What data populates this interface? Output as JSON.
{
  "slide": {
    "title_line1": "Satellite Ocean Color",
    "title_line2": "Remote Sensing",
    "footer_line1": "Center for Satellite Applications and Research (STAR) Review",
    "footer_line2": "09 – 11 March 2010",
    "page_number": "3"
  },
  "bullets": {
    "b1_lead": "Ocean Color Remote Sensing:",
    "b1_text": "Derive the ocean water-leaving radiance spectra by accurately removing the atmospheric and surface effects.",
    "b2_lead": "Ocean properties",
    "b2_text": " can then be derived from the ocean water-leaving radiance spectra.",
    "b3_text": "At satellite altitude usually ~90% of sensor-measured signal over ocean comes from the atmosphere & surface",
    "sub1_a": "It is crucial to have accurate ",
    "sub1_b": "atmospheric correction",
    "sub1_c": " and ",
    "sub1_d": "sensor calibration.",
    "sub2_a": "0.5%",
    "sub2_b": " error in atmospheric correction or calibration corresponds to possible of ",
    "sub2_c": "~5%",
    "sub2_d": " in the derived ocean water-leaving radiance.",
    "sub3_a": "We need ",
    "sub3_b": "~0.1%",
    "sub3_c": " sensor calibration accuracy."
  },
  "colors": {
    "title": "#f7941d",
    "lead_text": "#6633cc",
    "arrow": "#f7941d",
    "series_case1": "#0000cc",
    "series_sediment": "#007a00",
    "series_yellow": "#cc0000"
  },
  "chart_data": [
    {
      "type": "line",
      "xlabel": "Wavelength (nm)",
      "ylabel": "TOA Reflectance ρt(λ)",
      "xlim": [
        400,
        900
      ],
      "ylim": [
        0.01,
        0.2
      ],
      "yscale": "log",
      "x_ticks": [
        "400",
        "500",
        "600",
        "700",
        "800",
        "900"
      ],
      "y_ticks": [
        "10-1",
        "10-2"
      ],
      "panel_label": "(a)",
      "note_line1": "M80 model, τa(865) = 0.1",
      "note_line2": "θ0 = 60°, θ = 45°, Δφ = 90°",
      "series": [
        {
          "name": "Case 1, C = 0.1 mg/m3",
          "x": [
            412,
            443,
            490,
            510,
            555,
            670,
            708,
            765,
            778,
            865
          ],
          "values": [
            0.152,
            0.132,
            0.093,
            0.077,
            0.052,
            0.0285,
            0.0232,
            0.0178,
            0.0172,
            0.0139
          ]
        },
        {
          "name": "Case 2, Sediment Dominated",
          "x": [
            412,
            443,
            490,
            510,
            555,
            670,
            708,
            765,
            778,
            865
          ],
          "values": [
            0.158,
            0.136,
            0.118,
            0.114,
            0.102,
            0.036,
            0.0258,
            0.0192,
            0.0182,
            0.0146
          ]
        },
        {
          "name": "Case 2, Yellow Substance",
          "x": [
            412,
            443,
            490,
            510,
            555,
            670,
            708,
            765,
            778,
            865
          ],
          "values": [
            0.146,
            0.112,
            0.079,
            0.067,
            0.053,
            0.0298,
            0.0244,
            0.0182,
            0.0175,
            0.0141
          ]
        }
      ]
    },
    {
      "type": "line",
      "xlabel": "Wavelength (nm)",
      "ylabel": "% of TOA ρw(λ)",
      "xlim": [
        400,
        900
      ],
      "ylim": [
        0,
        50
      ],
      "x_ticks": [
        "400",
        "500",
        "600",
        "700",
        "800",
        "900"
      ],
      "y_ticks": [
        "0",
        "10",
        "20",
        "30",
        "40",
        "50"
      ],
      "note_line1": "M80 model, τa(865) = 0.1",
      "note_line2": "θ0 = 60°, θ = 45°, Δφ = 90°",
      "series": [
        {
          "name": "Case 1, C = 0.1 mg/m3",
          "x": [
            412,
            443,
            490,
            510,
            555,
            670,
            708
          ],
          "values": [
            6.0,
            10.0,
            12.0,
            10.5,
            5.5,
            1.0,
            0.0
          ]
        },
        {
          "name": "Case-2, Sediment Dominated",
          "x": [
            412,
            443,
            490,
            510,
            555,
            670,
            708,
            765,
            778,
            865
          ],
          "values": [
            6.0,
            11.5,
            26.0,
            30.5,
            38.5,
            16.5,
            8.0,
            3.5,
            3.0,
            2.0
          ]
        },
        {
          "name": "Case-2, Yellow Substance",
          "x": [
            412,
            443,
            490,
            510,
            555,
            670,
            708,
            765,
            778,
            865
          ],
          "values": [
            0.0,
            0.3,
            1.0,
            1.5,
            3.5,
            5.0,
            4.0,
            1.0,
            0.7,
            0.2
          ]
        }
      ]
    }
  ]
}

> TASK DETAILS
Go over the records above and tally the lines with the word "atmospheric" in them. Give the number alone.

> SOLUTION TO THE EXERCISE
3